STORED DATA
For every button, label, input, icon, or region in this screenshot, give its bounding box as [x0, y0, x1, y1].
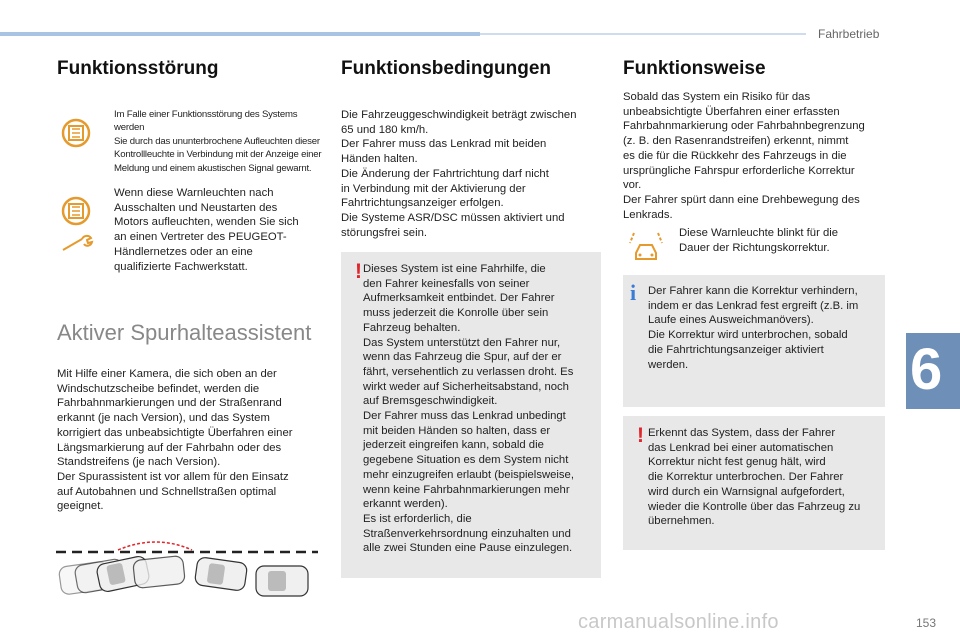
lane-warning-icon	[58, 117, 94, 149]
title-funktionsbedingungen: Funktionsbedingungen	[341, 58, 552, 79]
title-funktionsweise: Funktionsweise	[623, 58, 766, 79]
warning-text-small: Im Falle einer Funktionsstörung des Systems werden Sie durch das ununterbrochene Aufleuchten dieser Kontrollleuchte in Verbindung mit der Anzeige einer Meldung und einem akustischen Signal gewarnt.	[114, 109, 322, 174]
warning-box-2	[623, 416, 885, 550]
warning-box-2-text: Erkennt das System, dass der Fahrer das Lenkrad bei einer automatischen Korrektur nicht fest genug hält, wird die Korrektur unterbrochen. Der Fahrer wird durch ein Warnsignal aufgefordert, wieder die Kontrolle über das Fahrzeug zu übernehmen.	[648, 427, 861, 528]
warning-box	[341, 252, 601, 578]
warning-box-text: Dieses System ist eine Fahrhilfe, die den Fahrer keinesfalls von seiner Aufmerksamkeit entbindet. Der Fahrer muss jederzeit die Konrolle über sein Fahrzeug behalten. Das System unterstützt den Fahrer nur, wenn das Fahrzeug die Spur, auf der er fährt, versehentlich zu verlassen droht. Es wirkt weder auf Sicherheitsabstand, noch auf Bremsgeschwindigkeit. Der Fahrer muss das Lenkrad unbedingt mit beiden Händen so halten, dass er jederzeit eingreifen kann, sobald die gegebene Situation es dem System nicht mehr einzugreifen erlaubt (beispielsweise, wenn keine Fahrbahnmarkierungen mehr erkannt werden). Es ist erforderlich, die Straßenverkehrsordnung einzuhalten und alle zwei Stunden eine Pause einzulegen.	[363, 263, 574, 555]
subtitle-spurhalteassistent: Aktiver Spurhalteassistent	[57, 320, 312, 345]
watermark: carmanualsonline.info	[578, 611, 779, 633]
header-accent-bar	[0, 32, 480, 36]
wrench-icon	[60, 233, 94, 253]
info-box-text: Der Fahrer kann die Korrektur verhindern, indem er das Lenkrad fest ergreift (z.B. im Laufe eines Ausweichmanövers). Die Korrektur wird unterbrochen, sobald die Fahrtrichtungsanzeiger aktiviert werden.	[648, 285, 859, 371]
lane-departure-icon	[628, 231, 664, 267]
conditions-text: Die Fahrzeuggeschwindigkeit beträgt zwischen 65 und 180 km/h. Der Fahrer muss das Lenkrad mit beiden Händen halten. Die Änderung der Fahrtrichtung darf nicht in Verbindung mit der Aktivierung der Fahrtrichtungsanzeiger erfolgen. Die Systeme ASR/DSC müssen aktiviert und störungsfrei sein.	[341, 109, 577, 239]
chapter-tab	[906, 333, 960, 409]
operation-text: Sobald das System ein Risiko für das unbeabsichtigte Überfahren einer erfassten Fahrbahnmarkierung oder Fahrbahnbegrenzung (z. B. den Rasenrandstreifen) erkennt, nimmt es die für die Rückkehr des Fahrzeugs in die ursprüngliche Fahrspur erforderliche Korrektur vor. Der Fahrer spürt dann eine Drehbewegung des Lenkrads.	[623, 91, 865, 221]
info-icon: i	[630, 280, 637, 305]
intro-text: Mit Hilfe einer Kamera, die sich oben an der Windschutzscheibe befindet, werden die Fahrbahnmarkierungen und der Straßenrand erkannt (je nach Version), und das System korrigiert das unbeabsichtigte Überfahren einer Längsmarkierung auf der Fahrbahn oder des Standstreifens (je nach Version). Der Spurassistent ist vor allem für den Einsatz auf Autobahnen und Schnellstraßen optimal geeignet.	[57, 368, 293, 513]
warning-exclamation-icon: !	[637, 424, 644, 447]
section-name: Fahrbetrieb	[818, 27, 880, 41]
warning-exclamation-icon: !	[355, 260, 362, 283]
lane-warning-icon	[58, 195, 94, 227]
page-number: 153	[916, 616, 937, 630]
lamp-text: Diese Warnleuchte blinkt für die Dauer der Richtungskorrektur.	[679, 227, 839, 254]
info-box	[623, 275, 885, 407]
warning-text: Wenn diese Warnleuchten nach Ausschalten und Neustarten des Motors aufleuchten, wenden Sie sich an einen Vertreter des PEUGEOT- Händlernetzes oder an eine qualifizierte Fachwerkstatt.	[114, 187, 299, 273]
lane-assist-illustration	[56, 538, 326, 608]
chapter-number: 6	[910, 337, 943, 402]
title-funktionsstoerung: Funktionsstörung	[57, 58, 219, 79]
header-accent-line	[480, 33, 806, 35]
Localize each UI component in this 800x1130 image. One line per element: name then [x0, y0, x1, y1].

EXERCISE DIRECTIONS
Copy all of the data above line for line, without changing a single character, and leave out the pictures.

TASK RESPONSE
For every button, label, input, icon, or region in this screenshot, give its bounding box as [x0, y0, x1, y1].
lane-warning-icon	[58, 117, 94, 149]
title-funktionsbedingungen: Funktionsbedingungen	[341, 58, 552, 79]
title-funktionsweise: Funktionsweise	[623, 58, 766, 79]
warning-text-small: Im Falle einer Funktionsstörung des Systems werden Sie durch das ununterbrochene Aufleuchten dieser Kontrollleuchte in Verbindung mit der Anzeige einer Meldung und einem akustischen Signal gewarnt.	[114, 109, 322, 174]
warning-box-2	[623, 416, 885, 550]
warning-box-2-text: Erkennt das System, dass der Fahrer das Lenkrad bei einer automatischen Korrektur nicht fest genug hält, wird die Korrektur unterbrochen. Der Fahrer wird durch ein Warnsignal aufgefordert, wieder die Kontrolle über das Fahrzeug zu übernehmen.	[648, 427, 861, 528]
warning-box	[341, 252, 601, 578]
warning-box-text: Dieses System ist eine Fahrhilfe, die den Fahrer keinesfalls von seiner Aufmerksamkeit entbindet. Der Fahrer muss jederzeit die Konrolle über sein Fahrzeug behalten. Das System unterstützt den Fahrer nur, wenn das Fahrzeug die Spur, auf der er fährt, versehentlich zu verlassen droht. Es wirkt weder auf Sicherheitsabstand, noch auf Bremsgeschwindigkeit. Der Fahrer muss das Lenkrad unbedingt mit beiden Händen so halten, dass er jederzeit eingreifen kann, sobald die gegebene Situation es dem System nicht mehr einzugreifen erlaubt (beispielsweise, wenn keine Fahrbahnmarkierungen mehr erkannt werden). Es ist erforderlich, die Straßenverkehrsordnung einzuhalten und alle zwei Stunden eine Pause einzulegen.	[363, 263, 574, 555]
subtitle-spurhalteassistent: Aktiver Spurhalteassistent	[57, 320, 312, 345]
watermark: carmanualsonline.info	[578, 611, 779, 633]
header-accent-bar	[0, 32, 480, 36]
wrench-icon	[60, 233, 94, 253]
info-box-text: Der Fahrer kann die Korrektur verhindern, indem er das Lenkrad fest ergreift (z.B. im Laufe eines Ausweichmanövers). Die Korrektur wird unterbrochen, sobald die Fahrtrichtungsanzeiger aktiviert werden.	[648, 285, 859, 371]
lane-departure-icon	[628, 231, 664, 267]
conditions-text: Die Fahrzeuggeschwindigkeit beträgt zwischen 65 und 180 km/h. Der Fahrer muss das Lenkrad mit beiden Händen halten. Die Änderung der Fahrtrichtung darf nicht in Verbindung mit der Aktivierung der Fahrtrichtungsanzeiger erfolgen. Die Systeme ASR/DSC müssen aktiviert und störungsfrei sein.	[341, 109, 577, 239]
chapter-tab	[906, 333, 960, 409]
operation-text: Sobald das System ein Risiko für das unbeabsichtigte Überfahren einer erfassten Fahrbahnmarkierung oder Fahrbahnbegrenzung (z. B. den Rasenrandstreifen) erkennt, nimmt es die für die Rückkehr des Fahrzeugs in die ursprüngliche Fahrspur erforderliche Korrektur vor. Der Fahrer spürt dann eine Drehbewegung des Lenkrads.	[623, 91, 865, 221]
info-icon: i	[630, 280, 637, 305]
intro-text: Mit Hilfe einer Kamera, die sich oben an der Windschutzscheibe befindet, werden die Fahrbahnmarkierungen und der Straßenrand erkannt (je nach Version), und das System korrigiert das unbeabsichtigte Überfahren einer Längsmarkierung auf der Fahrbahn oder des Standstreifens (je nach Version). Der Spurassistent ist vor allem für den Einsatz auf Autobahnen und Schnellstraßen optimal geeignet.	[57, 368, 293, 513]
warning-exclamation-icon: !	[637, 424, 644, 447]
section-name: Fahrbetrieb	[818, 27, 880, 41]
warning-exclamation-icon: !	[355, 260, 362, 283]
lane-warning-icon	[58, 195, 94, 227]
page-number: 153	[916, 616, 937, 630]
lamp-text: Diese Warnleuchte blinkt für die Dauer der Richtungskorrektur.	[679, 227, 839, 254]
info-box	[623, 275, 885, 407]
warning-text: Wenn diese Warnleuchten nach Ausschalten und Neustarten des Motors aufleuchten, wenden Sie sich an einen Vertreter des PEUGEOT- Händlernetzes oder an eine qualifizierte Fachwerkstatt.	[114, 187, 299, 273]
lane-assist-illustration	[56, 538, 326, 608]
chapter-number: 6	[910, 337, 943, 402]
title-funktionsstoerung: Funktionsstörung	[57, 58, 219, 79]
header-accent-line	[480, 33, 806, 35]
Localize each UI component in this 800x1130 image. One line per element: name then [x0, y0, x1, y1].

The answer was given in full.